Dataset records:

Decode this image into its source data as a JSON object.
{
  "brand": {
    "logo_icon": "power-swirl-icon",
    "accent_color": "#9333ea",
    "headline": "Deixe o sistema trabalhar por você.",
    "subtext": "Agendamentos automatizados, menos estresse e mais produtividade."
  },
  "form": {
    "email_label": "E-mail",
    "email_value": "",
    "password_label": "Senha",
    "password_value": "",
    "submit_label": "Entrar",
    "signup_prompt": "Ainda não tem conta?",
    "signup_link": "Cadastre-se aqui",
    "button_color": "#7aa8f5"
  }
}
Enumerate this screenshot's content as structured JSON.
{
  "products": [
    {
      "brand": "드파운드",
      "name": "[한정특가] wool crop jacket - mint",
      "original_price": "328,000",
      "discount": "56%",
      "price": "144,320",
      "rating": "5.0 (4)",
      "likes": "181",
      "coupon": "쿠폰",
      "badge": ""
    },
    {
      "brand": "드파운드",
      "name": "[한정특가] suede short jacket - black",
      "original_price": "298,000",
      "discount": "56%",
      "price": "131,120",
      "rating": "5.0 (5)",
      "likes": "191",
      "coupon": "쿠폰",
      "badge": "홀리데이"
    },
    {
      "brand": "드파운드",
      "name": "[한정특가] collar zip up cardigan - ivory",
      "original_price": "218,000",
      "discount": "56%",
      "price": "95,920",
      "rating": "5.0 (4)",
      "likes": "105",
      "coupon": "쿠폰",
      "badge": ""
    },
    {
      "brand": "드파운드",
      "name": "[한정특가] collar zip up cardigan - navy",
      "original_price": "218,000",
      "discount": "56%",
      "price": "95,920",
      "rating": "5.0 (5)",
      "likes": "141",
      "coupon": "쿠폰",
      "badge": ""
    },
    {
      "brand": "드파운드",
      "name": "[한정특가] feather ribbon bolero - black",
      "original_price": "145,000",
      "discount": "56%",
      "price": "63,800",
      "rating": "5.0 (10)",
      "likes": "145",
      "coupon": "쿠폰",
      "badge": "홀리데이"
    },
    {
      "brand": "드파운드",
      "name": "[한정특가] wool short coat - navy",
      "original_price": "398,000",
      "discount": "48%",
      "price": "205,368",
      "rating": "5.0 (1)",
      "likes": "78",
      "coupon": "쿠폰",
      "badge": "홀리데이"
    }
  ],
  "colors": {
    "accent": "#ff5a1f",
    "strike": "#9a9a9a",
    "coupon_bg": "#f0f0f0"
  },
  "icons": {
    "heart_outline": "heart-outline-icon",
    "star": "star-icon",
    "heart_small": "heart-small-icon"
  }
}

**Exercise directions**
Whenever "likes" turns up in a line, pick that line out.

**Output for this exercise**
      "likes": "181",
      "likes": "191",
      "likes": "105",
      "likes": "141",
      "likes": "145",
      "likes": "78",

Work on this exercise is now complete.